PROVIDED ENTRIES.
——
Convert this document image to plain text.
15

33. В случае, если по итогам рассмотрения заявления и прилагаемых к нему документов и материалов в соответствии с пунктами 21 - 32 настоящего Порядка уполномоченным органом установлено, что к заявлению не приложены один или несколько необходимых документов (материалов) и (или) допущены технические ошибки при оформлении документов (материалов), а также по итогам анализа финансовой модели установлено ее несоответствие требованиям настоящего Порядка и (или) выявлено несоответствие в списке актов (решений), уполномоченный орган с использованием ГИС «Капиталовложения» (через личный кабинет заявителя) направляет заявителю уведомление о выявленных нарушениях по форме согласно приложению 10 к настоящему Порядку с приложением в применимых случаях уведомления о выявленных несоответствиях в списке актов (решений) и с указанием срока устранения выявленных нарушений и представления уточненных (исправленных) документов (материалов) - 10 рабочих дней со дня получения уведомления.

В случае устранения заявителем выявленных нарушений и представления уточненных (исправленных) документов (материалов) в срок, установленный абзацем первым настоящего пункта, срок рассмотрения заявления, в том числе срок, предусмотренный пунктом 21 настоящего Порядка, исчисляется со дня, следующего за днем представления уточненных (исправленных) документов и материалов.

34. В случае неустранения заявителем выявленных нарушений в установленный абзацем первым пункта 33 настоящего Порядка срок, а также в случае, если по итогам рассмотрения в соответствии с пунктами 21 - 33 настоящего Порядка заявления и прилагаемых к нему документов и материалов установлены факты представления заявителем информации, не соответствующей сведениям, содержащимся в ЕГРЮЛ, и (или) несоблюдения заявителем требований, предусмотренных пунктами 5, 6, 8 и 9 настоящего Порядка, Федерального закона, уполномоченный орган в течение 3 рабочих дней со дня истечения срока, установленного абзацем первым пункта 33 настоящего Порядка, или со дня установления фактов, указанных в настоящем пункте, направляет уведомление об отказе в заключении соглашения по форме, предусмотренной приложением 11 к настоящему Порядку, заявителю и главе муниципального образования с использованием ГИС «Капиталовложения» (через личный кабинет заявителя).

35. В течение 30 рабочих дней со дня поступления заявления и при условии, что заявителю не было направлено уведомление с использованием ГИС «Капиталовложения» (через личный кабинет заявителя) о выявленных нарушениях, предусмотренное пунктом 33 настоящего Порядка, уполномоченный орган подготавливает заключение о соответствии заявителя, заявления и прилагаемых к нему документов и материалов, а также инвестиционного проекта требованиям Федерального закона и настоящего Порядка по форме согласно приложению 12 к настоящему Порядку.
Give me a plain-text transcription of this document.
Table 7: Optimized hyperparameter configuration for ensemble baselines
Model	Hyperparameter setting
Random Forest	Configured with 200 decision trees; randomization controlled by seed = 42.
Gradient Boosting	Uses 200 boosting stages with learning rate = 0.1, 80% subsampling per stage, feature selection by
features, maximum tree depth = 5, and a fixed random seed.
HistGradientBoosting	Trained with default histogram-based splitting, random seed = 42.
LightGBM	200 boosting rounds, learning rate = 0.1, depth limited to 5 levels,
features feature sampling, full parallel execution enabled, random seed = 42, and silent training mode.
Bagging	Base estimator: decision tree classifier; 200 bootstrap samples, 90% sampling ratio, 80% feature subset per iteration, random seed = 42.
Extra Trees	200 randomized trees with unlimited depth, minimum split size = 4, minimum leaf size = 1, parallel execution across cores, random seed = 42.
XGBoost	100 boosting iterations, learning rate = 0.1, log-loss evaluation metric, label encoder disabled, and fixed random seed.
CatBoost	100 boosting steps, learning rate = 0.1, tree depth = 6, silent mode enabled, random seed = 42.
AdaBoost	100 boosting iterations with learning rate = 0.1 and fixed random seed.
——
EXERCISE TASK.
From the listing above, copy every line that holds the string "iterations".

RESPONSE.
XGBoost	100 boosting iterations, learning rate = 0.1, log-loss evaluation metric, label encoder disabled, and fixed random seed.
AdaBoost	100 boosting iterations with learning rate = 0.1 and fixed random seed.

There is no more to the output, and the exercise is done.